» Request: In the listing below, pick out lines with "frac".

» Record excerpts:
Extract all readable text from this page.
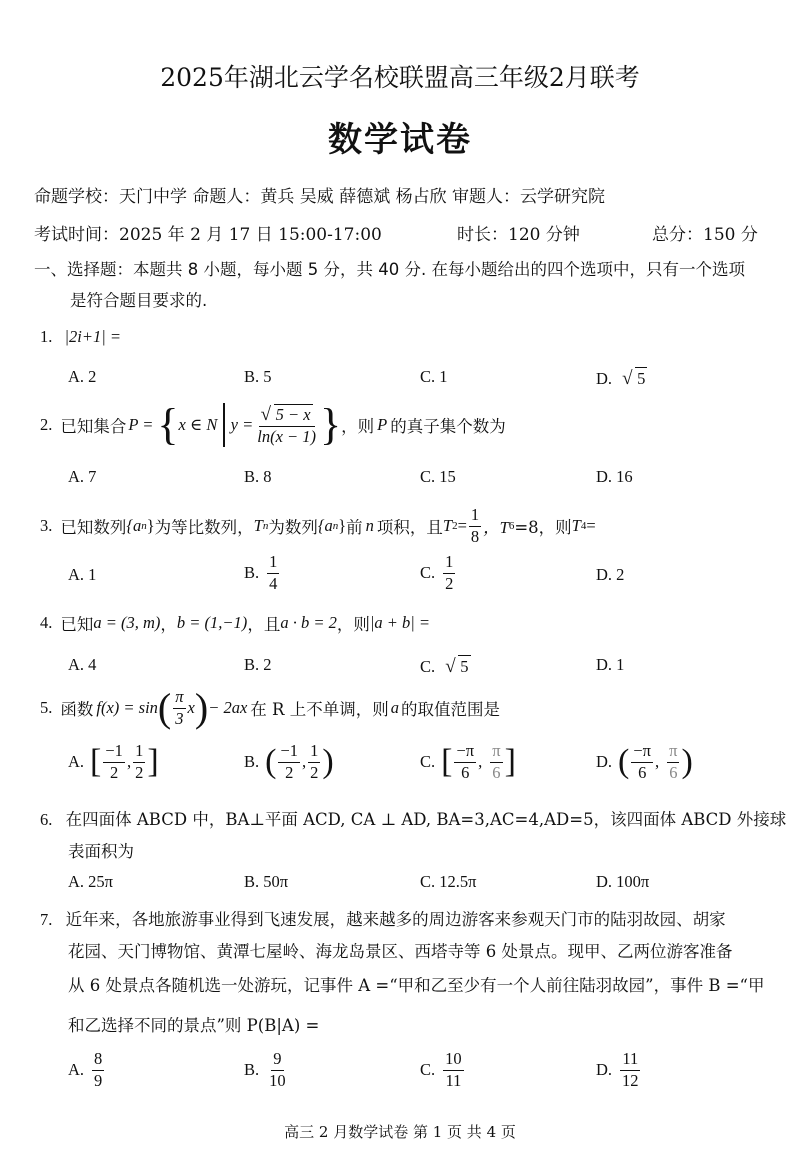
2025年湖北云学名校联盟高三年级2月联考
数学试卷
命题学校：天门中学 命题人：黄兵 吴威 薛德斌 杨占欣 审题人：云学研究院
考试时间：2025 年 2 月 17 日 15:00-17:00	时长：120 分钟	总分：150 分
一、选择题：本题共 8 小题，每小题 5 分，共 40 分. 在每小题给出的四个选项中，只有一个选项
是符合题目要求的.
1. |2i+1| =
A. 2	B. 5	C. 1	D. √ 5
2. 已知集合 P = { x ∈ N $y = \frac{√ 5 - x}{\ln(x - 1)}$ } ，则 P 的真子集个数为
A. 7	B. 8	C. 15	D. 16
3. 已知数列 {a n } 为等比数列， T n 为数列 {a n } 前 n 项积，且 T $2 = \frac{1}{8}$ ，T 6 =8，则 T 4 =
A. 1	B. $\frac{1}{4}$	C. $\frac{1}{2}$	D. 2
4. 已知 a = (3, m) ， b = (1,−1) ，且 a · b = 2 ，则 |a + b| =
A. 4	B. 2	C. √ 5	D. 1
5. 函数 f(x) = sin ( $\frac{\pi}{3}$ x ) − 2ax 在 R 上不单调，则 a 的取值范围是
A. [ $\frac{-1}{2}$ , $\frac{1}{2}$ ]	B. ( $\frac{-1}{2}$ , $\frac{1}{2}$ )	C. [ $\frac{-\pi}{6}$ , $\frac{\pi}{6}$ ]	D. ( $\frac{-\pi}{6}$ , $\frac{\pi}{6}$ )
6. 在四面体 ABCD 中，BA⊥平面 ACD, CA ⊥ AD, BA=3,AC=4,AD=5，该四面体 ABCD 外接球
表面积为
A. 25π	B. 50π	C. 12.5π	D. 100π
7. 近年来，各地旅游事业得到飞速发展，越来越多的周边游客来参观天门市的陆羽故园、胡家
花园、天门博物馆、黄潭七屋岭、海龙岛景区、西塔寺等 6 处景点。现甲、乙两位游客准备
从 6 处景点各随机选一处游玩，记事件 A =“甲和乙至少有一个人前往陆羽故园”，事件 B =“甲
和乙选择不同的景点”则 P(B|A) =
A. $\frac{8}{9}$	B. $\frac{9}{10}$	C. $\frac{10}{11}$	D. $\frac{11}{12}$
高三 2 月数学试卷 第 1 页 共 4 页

» Completed exercise:
2. 已知集合 P = { x ∈ N $y = \frac{√ 5 - x}{\ln(x - 1)}$ } ，则 P 的真子集个数为
3. 已知数列 {a n } 为等比数列， T n 为数列 {a n } 前 n 项积，且 T $2 = \frac{1}{8}$ ，T 6 =8，则 T 4 =
A. 1	B. $\frac{1}{4}$	C. $\frac{1}{2}$	D. 2
5. 函数 f(x) = sin ( $\frac{\pi}{3}$ x ) − 2ax 在 R 上不单调，则 a 的取值范围是
A. [ $\frac{-1}{2}$ , $\frac{1}{2}$ ]	B. ( $\frac{-1}{2}$ , $\frac{1}{2}$ )	C. [ $\frac{-\pi}{6}$ , $\frac{\pi}{6}$ ]	D. ( $\frac{-\pi}{6}$ , $\frac{\pi}{6}$ )
A. $\frac{8}{9}$	B. $\frac{9}{10}$	C. $\frac{10}{11}$	D. $\frac{11}{12}$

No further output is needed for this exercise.